** BEGIN Records to process **
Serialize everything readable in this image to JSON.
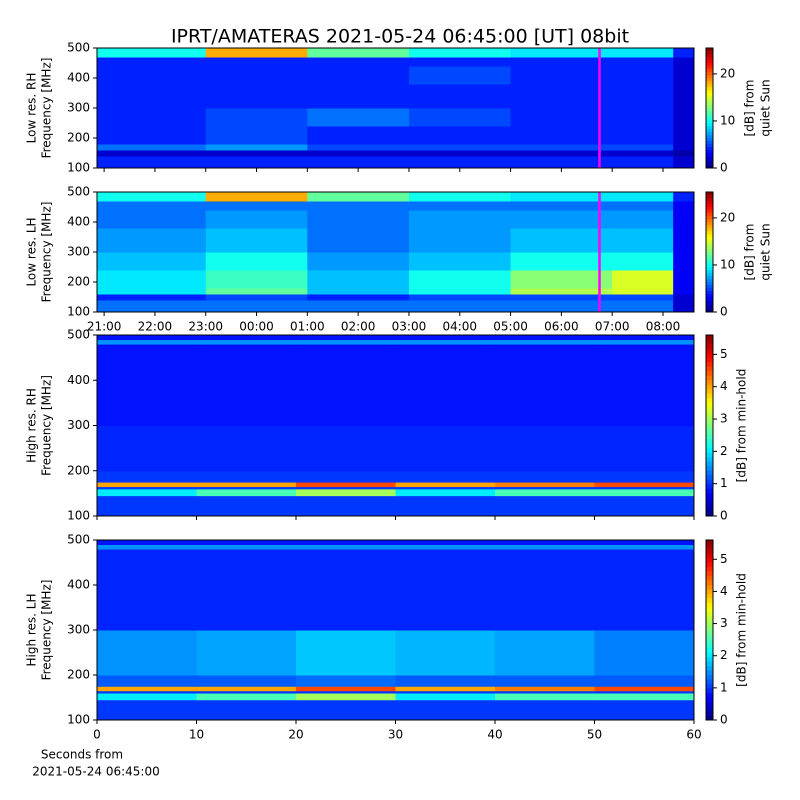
{
  "title": "IPRT/AMATERAS 2021-05-24 06:45:00 [UT]   08bit",
  "chart_data": [
    {
      "type": "heatmap",
      "ylabel": [
        "Low res. RH",
        "Frequency [MHz]"
      ],
      "clabel": [
        "[dB] from",
        "quiet Sun"
      ],
      "xlim": [
        -0.14,
        11.61
      ],
      "ylim": [
        100,
        500
      ],
      "yticks": [
        100,
        200,
        300,
        400,
        500
      ],
      "clim": [
        0,
        25.5
      ],
      "cticks": [
        0,
        10,
        20
      ],
      "vlines": [
        {
          "value": 9.75,
          "color": "#ff00ff"
        }
      ],
      "x": [
        -0.14,
        2,
        4,
        6,
        8,
        10,
        11.2,
        11.61
      ],
      "y": [
        100,
        140,
        160,
        180,
        240,
        300,
        380,
        440,
        470,
        500
      ],
      "z": [
        [
          4,
          4,
          4,
          4,
          4,
          4,
          2
        ],
        [
          2,
          2,
          2,
          2,
          2,
          2,
          1
        ],
        [
          6,
          7,
          5,
          5,
          5,
          5,
          2
        ],
        [
          4,
          5,
          4,
          4,
          4,
          4,
          2
        ],
        [
          4,
          5,
          6,
          5,
          4,
          4,
          2
        ],
        [
          4,
          4,
          4,
          4,
          4,
          4,
          2
        ],
        [
          4,
          4,
          4,
          5,
          4,
          4,
          2
        ],
        [
          4,
          4,
          4,
          4,
          4,
          4,
          2
        ],
        [
          10,
          18,
          12,
          10,
          9,
          9,
          4
        ]
      ]
    },
    {
      "type": "heatmap",
      "ylabel": [
        "Low res. LH",
        "Frequency [MHz]"
      ],
      "clabel": [
        "[dB] from",
        "quiet Sun"
      ],
      "xlim": [
        -0.14,
        11.61
      ],
      "ylim": [
        100,
        500
      ],
      "yticks": [
        100,
        200,
        300,
        400,
        500
      ],
      "xticks": [
        {
          "value": 0,
          "label": "21:00"
        },
        {
          "value": 1,
          "label": "22:00"
        },
        {
          "value": 2,
          "label": "23:00"
        },
        {
          "value": 3,
          "label": "00:00"
        },
        {
          "value": 4,
          "label": "01:00"
        },
        {
          "value": 5,
          "label": "02:00"
        },
        {
          "value": 6,
          "label": "03:00"
        },
        {
          "value": 7,
          "label": "04:00"
        },
        {
          "value": 8,
          "label": "05:00"
        },
        {
          "value": 9,
          "label": "06:00"
        },
        {
          "value": 10,
          "label": "07:00"
        },
        {
          "value": 11,
          "label": "08:00"
        }
      ],
      "clim": [
        0,
        25.5
      ],
      "cticks": [
        0,
        10,
        20
      ],
      "vlines": [
        {
          "value": 9.75,
          "color": "#ff00ff"
        }
      ],
      "x": [
        -0.14,
        2,
        4,
        6,
        8,
        10,
        11.2,
        11.61
      ],
      "y": [
        100,
        140,
        160,
        180,
        240,
        300,
        380,
        440,
        470,
        500
      ],
      "z": [
        [
          6,
          6,
          6,
          6,
          6,
          6,
          2
        ],
        [
          4,
          5,
          4,
          5,
          5,
          5,
          2
        ],
        [
          9,
          12,
          8,
          10,
          14,
          15,
          3
        ],
        [
          9,
          11,
          8,
          10,
          13,
          15,
          3
        ],
        [
          8,
          10,
          7,
          8,
          10,
          10,
          3
        ],
        [
          7,
          8,
          6,
          7,
          8,
          8,
          3
        ],
        [
          6,
          7,
          6,
          7,
          7,
          7,
          3
        ],
        [
          6,
          6,
          6,
          6,
          6,
          6,
          3
        ],
        [
          10,
          18,
          12,
          10,
          9,
          9,
          4
        ]
      ]
    },
    {
      "type": "heatmap",
      "ylabel": [
        "High res. RH",
        "Frequency [MHz]"
      ],
      "clabel": [
        "[dB] from min-hold"
      ],
      "xlim": [
        0,
        60
      ],
      "ylim": [
        100,
        500
      ],
      "yticks": [
        100,
        200,
        300,
        400,
        500
      ],
      "clim": [
        0,
        5.6
      ],
      "cticks": [
        0,
        1,
        2,
        3,
        4,
        5
      ],
      "x": [
        0,
        10,
        20,
        30,
        40,
        50,
        60
      ],
      "y": [
        100,
        145,
        160,
        165,
        175,
        200,
        300,
        480,
        490,
        500
      ],
      "z": [
        [
          1,
          1,
          1,
          1,
          1,
          1
        ],
        [
          2,
          2.5,
          3,
          2,
          2.5,
          2.5
        ],
        [
          1,
          1,
          1,
          1,
          1,
          1
        ],
        [
          4,
          4,
          4.5,
          4,
          4.2,
          4.5
        ],
        [
          1,
          1,
          1,
          1,
          1,
          1
        ],
        [
          0.9,
          0.9,
          0.9,
          0.9,
          0.9,
          0.9
        ],
        [
          0.8,
          0.8,
          0.8,
          0.8,
          0.8,
          0.8
        ],
        [
          1.5,
          1.5,
          1.5,
          1.5,
          1.5,
          1.5
        ],
        [
          0.8,
          0.8,
          0.8,
          0.8,
          0.8,
          0.8
        ]
      ]
    },
    {
      "type": "heatmap",
      "ylabel": [
        "High res. LH",
        "Frequency [MHz]"
      ],
      "clabel": [
        "[dB] from min-hold"
      ],
      "xlabel": [
        "Seconds from",
        "2021-05-24 06:45:00"
      ],
      "xlim": [
        0,
        60
      ],
      "ylim": [
        100,
        500
      ],
      "yticks": [
        100,
        200,
        300,
        400,
        500
      ],
      "xticks": [
        0,
        10,
        20,
        30,
        40,
        50,
        60
      ],
      "clim": [
        0,
        5.6
      ],
      "cticks": [
        0,
        1,
        2,
        3,
        4,
        5
      ],
      "x": [
        0,
        10,
        20,
        30,
        40,
        50,
        60
      ],
      "y": [
        100,
        145,
        160,
        165,
        175,
        200,
        300,
        480,
        490,
        500
      ],
      "z": [
        [
          1,
          1,
          1,
          1,
          1,
          1
        ],
        [
          2,
          2.5,
          3,
          2,
          2.5,
          2.5
        ],
        [
          1,
          1,
          1,
          1,
          1,
          1
        ],
        [
          4,
          4,
          4.5,
          4,
          4.2,
          4.5
        ],
        [
          1.2,
          1.2,
          1.3,
          1.2,
          1.2,
          1.2
        ],
        [
          1.5,
          1.6,
          1.8,
          1.7,
          1.6,
          1.4
        ],
        [
          0.9,
          0.9,
          0.9,
          0.9,
          0.9,
          0.9
        ],
        [
          1.5,
          1.5,
          1.5,
          1.5,
          1.5,
          1.5
        ],
        [
          0.8,
          0.8,
          0.8,
          0.8,
          0.8,
          0.8
        ]
      ]
    }
  ]
}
** END Records to process **
## Request
Make an exact copy of every record, pictures excluded.

## Written reply
Serialize everything readable in this image to JSON.
{
  "title": "IPRT/AMATERAS 2021-05-24 06:45:00 [UT]   08bit",
  "chart_data": [
    {
      "type": "heatmap",
      "ylabel": [
        "Low res. RH",
        "Frequency [MHz]"
      ],
      "clabel": [
        "[dB] from",
        "quiet Sun"
      ],
      "xlim": [
        -0.14,
        11.61
      ],
      "ylim": [
        100,
        500
      ],
      "yticks": [
        100,
        200,
        300,
        400,
        500
      ],
      "clim": [
        0,
        25.5
      ],
      "cticks": [
        0,
        10,
        20
      ],
      "vlines": [
        {
          "value": 9.75,
          "color": "#ff00ff"
        }
      ],
      "x": [
        -0.14,
        2,
        4,
        6,
        8,
        10,
        11.2,
        11.61
      ],
      "y": [
        100,
        140,
        160,
        180,
        240,
        300,
        380,
        440,
        470,
        500
      ],
      "z": [
        [
          4,
          4,
          4,
          4,
          4,
          4,
          2
        ],
        [
          2,
          2,
          2,
          2,
          2,
          2,
          1
        ],
        [
          6,
          7,
          5,
          5,
          5,
          5,
          2
        ],
        [
          4,
          5,
          4,
          4,
          4,
          4,
          2
        ],
        [
          4,
          5,
          6,
          5,
          4,
          4,
          2
        ],
        [
          4,
          4,
          4,
          4,
          4,
          4,
          2
        ],
        [
          4,
          4,
          4,
          5,
          4,
          4,
          2
        ],
        [
          4,
          4,
          4,
          4,
          4,
          4,
          2
        ],
        [
          10,
          18,
          12,
          10,
          9,
          9,
          4
        ]
      ]
    },
    {
      "type": "heatmap",
      "ylabel": [
        "Low res. LH",
        "Frequency [MHz]"
      ],
      "clabel": [
        "[dB] from",
        "quiet Sun"
      ],
      "xlim": [
        -0.14,
        11.61
      ],
      "ylim": [
        100,
        500
      ],
      "yticks": [
        100,
        200,
        300,
        400,
        500
      ],
      "xticks": [
        {
          "value": 0,
          "label": "21:00"
        },
        {
          "value": 1,
          "label": "22:00"
        },
        {
          "value": 2,
          "label": "23:00"
        },
        {
          "value": 3,
          "label": "00:00"
        },
        {
          "value": 4,
          "label": "01:00"
        },
        {
          "value": 5,
          "label": "02:00"
        },
        {
          "value": 6,
          "label": "03:00"
        },
        {
          "value": 7,
          "label": "04:00"
        },
        {
          "value": 8,
          "label": "05:00"
        },
        {
          "value": 9,
          "label": "06:00"
        },
        {
          "value": 10,
          "label": "07:00"
        },
        {
          "value": 11,
          "label": "08:00"
        }
      ],
      "clim": [
        0,
        25.5
      ],
      "cticks": [
        0,
        10,
        20
      ],
      "vlines": [
        {
          "value": 9.75,
          "color": "#ff00ff"
        }
      ],
      "x": [
        -0.14,
        2,
        4,
        6,
        8,
        10,
        11.2,
        11.61
      ],
      "y": [
        100,
        140,
        160,
        180,
        240,
        300,
        380,
        440,
        470,
        500
      ],
      "z": [
        [
          6,
          6,
          6,
          6,
          6,
          6,
          2
        ],
        [
          4,
          5,
          4,
          5,
          5,
          5,
          2
        ],
        [
          9,
          12,
          8,
          10,
          14,
          15,
          3
        ],
        [
          9,
          11,
          8,
          10,
          13,
          15,
          3
        ],
        [
          8,
          10,
          7,
          8,
          10,
          10,
          3
        ],
        [
          7,
          8,
          6,
          7,
          8,
          8,
          3
        ],
        [
          6,
          7,
          6,
          7,
          7,
          7,
          3
        ],
        [
          6,
          6,
          6,
          6,
          6,
          6,
          3
        ],
        [
          10,
          18,
          12,
          10,
          9,
          9,
          4
        ]
      ]
    },
    {
      "type": "heatmap",
      "ylabel": [
        "High res. RH",
        "Frequency [MHz]"
      ],
      "clabel": [
        "[dB] from min-hold"
      ],
      "xlim": [
        0,
        60
      ],
      "ylim": [
        100,
        500
      ],
      "yticks": [
        100,
        200,
        300,
        400,
        500
      ],
      "clim": [
        0,
        5.6
      ],
      "cticks": [
        0,
        1,
        2,
        3,
        4,
        5
      ],
      "x": [
        0,
        10,
        20,
        30,
        40,
        50,
        60
      ],
      "y": [
        100,
        145,
        160,
        165,
        175,
        200,
        300,
        480,
        490,
        500
      ],
      "z": [
        [
          1,
          1,
          1,
          1,
          1,
          1
        ],
        [
          2,
          2.5,
          3,
          2,
          2.5,
          2.5
        ],
        [
          1,
          1,
          1,
          1,
          1,
          1
        ],
        [
          4,
          4,
          4.5,
          4,
          4.2,
          4.5
        ],
        [
          1,
          1,
          1,
          1,
          1,
          1
        ],
        [
          0.9,
          0.9,
          0.9,
          0.9,
          0.9,
          0.9
        ],
        [
          0.8,
          0.8,
          0.8,
          0.8,
          0.8,
          0.8
        ],
        [
          1.5,
          1.5,
          1.5,
          1.5,
          1.5,
          1.5
        ],
        [
          0.8,
          0.8,
          0.8,
          0.8,
          0.8,
          0.8
        ]
      ]
    },
    {
      "type": "heatmap",
      "ylabel": [
        "High res. LH",
        "Frequency [MHz]"
      ],
      "clabel": [
        "[dB] from min-hold"
      ],
      "xlabel": [
        "Seconds from",
        "2021-05-24 06:45:00"
      ],
      "xlim": [
        0,
        60
      ],
      "ylim": [
        100,
        500
      ],
      "yticks": [
        100,
        200,
        300,
        400,
        500
      ],
      "xticks": [
        0,
        10,
        20,
        30,
        40,
        50,
        60
      ],
      "clim": [
        0,
        5.6
      ],
      "cticks": [
        0,
        1,
        2,
        3,
        4,
        5
      ],
      "x": [
        0,
        10,
        20,
        30,
        40,
        50,
        60
      ],
      "y": [
        100,
        145,
        160,
        165,
        175,
        200,
        300,
        480,
        490,
        500
      ],
      "z": [
        [
          1,
          1,
          1,
          1,
          1,
          1
        ],
        [
          2,
          2.5,
          3,
          2,
          2.5,
          2.5
        ],
        [
          1,
          1,
          1,
          1,
          1,
          1
        ],
        [
          4,
          4,
          4.5,
          4,
          4.2,
          4.5
        ],
        [
          1.2,
          1.2,
          1.3,
          1.2,
          1.2,
          1.2
        ],
        [
          1.5,
          1.6,
          1.8,
          1.7,
          1.6,
          1.4
        ],
        [
          0.9,
          0.9,
          0.9,
          0.9,
          0.9,
          0.9
        ],
        [
          1.5,
          1.5,
          1.5,
          1.5,
          1.5,
          1.5
        ],
        [
          0.8,
          0.8,
          0.8,
          0.8,
          0.8,
          0.8
        ]
      ]
    }
  ]
}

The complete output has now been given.